[Collected data]
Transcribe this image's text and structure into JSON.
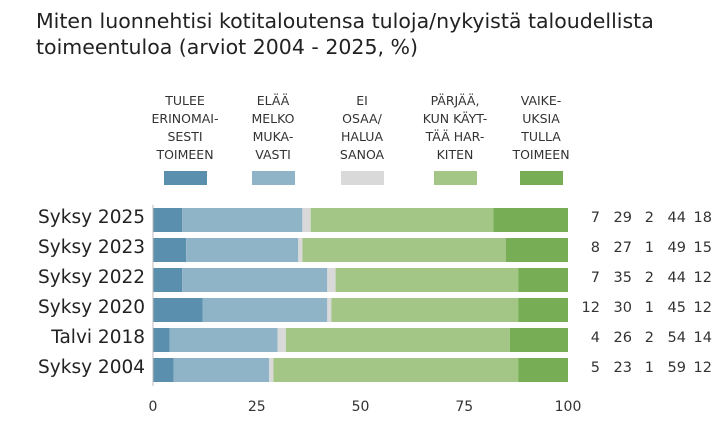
{
  "title": [
    "Miten luonnehtisi kotitaloutensa tuloja/nykyistä taloudellista",
    "toimeentuloa (arviot 2004 - 2025, %)"
  ],
  "chart_data": {
    "type": "bar",
    "orientation": "horizontal-stacked",
    "title": "Miten luonnehtisi kotitaloutensa tuloja/nykyistä taloudellista toimeentuloa (arviot 2004 - 2025, %)",
    "categories": [
      "Syksy 2025",
      "Syksy 2023",
      "Syksy 2022",
      "Syksy 2020",
      "Talvi 2018",
      "Syksy 2004"
    ],
    "series": [
      {
        "name": "TULEE\nERINOMAI-\nSESTI\nTOIMEEN",
        "color": "#5a8fae",
        "values": [
          7,
          8,
          7,
          12,
          4,
          5
        ]
      },
      {
        "name": "ELÄÄ\nMELKO\nMUKA-\nVASTI",
        "color": "#8fb4c8",
        "values": [
          29,
          27,
          35,
          30,
          26,
          23
        ]
      },
      {
        "name": "EI\nOSAA/\nHALUA\nSANOA",
        "color": "#d9d9d9",
        "values": [
          2,
          1,
          2,
          1,
          2,
          1
        ]
      },
      {
        "name": "PÄRJÄÄ,\nKUN KÄYT-\nTÄÄ HAR-\nKITEN",
        "color": "#a3c585",
        "values": [
          44,
          49,
          44,
          45,
          54,
          59
        ]
      },
      {
        "name": "VAIKE-\nUKSIA\nTULLA\nTOIMEEN",
        "color": "#76ad55",
        "values": [
          18,
          15,
          12,
          12,
          14,
          12
        ]
      }
    ],
    "xlim": [
      0,
      100
    ],
    "xticks": [
      "0",
      "25",
      "50",
      "75",
      "100"
    ],
    "legend_position": "top",
    "grid": false
  }
}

TO BE DONE:
Looking at the data above, show all lines where the word "Syksy" occurs.

ANSWER FOR THIS EXERCISE:
      "Syksy 2025",
      "Syksy 2023",
      "Syksy 2022",
      "Syksy 2020",
      "Syksy 2004"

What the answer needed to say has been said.